Output only the count of lines that contain "отобранных".

== Data supplied

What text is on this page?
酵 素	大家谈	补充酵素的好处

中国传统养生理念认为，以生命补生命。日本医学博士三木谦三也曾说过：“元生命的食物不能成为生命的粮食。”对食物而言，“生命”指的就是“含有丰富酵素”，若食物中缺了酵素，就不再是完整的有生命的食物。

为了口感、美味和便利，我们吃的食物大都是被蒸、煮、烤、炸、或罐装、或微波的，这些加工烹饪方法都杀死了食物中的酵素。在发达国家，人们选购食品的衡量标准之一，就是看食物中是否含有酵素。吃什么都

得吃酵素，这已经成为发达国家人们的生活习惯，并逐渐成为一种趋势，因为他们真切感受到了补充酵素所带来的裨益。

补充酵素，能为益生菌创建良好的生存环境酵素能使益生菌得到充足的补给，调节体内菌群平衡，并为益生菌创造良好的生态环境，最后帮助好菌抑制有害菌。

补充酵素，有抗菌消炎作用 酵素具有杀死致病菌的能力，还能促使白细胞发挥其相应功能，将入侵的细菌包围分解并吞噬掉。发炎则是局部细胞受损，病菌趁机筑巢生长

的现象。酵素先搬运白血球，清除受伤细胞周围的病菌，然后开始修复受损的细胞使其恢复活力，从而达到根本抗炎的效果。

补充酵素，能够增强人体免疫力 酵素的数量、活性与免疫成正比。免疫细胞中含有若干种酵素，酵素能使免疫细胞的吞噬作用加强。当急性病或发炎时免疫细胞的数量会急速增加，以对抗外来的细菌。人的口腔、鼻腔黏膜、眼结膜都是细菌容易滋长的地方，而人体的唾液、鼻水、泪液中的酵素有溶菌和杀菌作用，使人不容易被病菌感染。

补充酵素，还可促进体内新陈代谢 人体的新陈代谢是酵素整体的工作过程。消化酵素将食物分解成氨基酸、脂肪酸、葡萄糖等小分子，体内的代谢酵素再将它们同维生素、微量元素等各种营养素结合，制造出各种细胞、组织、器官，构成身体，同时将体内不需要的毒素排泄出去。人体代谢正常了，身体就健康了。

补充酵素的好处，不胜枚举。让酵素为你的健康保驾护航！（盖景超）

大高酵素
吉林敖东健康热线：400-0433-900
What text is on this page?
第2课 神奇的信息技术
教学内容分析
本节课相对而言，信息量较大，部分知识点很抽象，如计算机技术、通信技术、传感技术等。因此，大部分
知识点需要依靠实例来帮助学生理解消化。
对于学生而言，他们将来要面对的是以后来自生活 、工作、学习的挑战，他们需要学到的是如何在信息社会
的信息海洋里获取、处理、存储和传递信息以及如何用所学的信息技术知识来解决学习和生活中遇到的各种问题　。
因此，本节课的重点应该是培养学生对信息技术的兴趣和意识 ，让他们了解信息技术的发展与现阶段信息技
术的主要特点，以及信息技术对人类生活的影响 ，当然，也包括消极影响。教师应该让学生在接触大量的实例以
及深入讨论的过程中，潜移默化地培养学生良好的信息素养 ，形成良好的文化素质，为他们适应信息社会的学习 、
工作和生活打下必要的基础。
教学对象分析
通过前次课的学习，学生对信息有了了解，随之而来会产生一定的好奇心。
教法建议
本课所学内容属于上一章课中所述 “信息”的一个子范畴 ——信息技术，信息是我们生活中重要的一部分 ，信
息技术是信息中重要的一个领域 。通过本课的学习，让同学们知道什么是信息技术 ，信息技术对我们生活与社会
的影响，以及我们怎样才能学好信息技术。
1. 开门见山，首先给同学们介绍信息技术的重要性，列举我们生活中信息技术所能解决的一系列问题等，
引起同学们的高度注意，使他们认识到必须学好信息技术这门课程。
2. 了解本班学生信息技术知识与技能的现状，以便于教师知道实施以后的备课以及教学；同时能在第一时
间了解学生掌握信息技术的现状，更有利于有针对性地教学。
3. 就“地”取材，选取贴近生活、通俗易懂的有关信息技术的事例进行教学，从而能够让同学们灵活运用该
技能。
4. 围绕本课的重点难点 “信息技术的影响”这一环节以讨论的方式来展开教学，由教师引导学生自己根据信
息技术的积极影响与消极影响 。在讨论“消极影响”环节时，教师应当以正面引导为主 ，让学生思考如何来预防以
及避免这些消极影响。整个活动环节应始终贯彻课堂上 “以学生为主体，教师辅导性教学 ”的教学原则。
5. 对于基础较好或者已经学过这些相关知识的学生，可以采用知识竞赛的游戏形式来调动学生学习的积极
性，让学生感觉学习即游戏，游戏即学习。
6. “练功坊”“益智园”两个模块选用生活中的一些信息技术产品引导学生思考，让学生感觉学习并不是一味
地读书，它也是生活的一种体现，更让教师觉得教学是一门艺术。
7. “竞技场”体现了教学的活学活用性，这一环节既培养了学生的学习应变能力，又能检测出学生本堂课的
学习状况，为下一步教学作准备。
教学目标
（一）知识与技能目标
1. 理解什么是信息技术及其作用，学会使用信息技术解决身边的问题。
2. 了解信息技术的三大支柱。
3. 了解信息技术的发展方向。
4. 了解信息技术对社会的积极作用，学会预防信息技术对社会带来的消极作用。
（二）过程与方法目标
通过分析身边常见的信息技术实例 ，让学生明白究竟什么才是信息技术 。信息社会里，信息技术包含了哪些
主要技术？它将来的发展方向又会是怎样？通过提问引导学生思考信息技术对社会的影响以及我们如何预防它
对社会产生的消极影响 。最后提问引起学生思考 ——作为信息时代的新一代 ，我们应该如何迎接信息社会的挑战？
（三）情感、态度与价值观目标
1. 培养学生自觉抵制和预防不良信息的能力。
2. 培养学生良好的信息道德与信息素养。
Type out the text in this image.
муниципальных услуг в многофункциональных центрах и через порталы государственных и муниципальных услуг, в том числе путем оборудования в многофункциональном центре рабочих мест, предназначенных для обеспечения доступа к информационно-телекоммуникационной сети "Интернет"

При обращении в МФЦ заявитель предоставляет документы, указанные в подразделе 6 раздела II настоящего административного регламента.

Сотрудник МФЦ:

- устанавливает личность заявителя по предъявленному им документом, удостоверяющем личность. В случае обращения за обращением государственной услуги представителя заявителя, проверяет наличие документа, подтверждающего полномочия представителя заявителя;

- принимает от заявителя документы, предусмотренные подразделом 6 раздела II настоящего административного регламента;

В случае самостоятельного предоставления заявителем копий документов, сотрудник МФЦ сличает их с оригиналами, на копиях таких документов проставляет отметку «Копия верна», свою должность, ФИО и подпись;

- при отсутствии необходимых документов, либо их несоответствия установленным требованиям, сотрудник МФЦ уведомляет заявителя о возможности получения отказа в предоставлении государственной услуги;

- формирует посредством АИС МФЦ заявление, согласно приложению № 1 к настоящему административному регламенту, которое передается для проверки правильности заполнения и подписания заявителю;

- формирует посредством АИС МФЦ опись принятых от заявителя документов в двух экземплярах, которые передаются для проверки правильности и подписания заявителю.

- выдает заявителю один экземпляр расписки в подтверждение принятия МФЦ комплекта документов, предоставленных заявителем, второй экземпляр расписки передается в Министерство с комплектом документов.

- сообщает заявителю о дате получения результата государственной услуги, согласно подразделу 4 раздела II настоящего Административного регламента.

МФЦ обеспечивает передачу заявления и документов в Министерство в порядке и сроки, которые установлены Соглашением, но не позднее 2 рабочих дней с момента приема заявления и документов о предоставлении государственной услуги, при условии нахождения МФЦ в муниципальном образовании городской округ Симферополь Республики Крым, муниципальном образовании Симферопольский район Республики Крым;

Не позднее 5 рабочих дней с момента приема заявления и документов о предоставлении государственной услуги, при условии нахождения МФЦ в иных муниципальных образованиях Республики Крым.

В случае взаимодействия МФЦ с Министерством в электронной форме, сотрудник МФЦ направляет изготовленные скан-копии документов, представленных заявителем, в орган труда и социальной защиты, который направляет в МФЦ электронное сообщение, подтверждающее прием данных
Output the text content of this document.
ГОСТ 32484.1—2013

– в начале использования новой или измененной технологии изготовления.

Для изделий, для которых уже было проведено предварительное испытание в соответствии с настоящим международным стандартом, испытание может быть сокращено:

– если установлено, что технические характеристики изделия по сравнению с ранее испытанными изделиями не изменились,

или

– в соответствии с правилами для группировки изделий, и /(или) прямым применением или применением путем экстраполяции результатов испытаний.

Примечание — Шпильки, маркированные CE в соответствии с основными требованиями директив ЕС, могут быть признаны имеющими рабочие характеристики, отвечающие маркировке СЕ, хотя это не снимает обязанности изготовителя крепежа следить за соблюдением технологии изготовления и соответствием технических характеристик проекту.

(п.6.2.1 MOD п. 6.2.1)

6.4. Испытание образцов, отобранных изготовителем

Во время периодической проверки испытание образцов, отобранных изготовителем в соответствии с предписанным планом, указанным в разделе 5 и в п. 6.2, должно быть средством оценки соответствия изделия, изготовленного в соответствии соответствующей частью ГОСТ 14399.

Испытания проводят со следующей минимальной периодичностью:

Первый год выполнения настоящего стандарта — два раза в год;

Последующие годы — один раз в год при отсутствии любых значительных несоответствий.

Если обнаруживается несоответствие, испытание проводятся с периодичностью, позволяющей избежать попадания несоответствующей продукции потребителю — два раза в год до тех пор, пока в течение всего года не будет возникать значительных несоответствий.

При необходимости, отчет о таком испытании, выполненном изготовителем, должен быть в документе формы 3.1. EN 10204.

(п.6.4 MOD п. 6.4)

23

====

--- Expected answer ---
2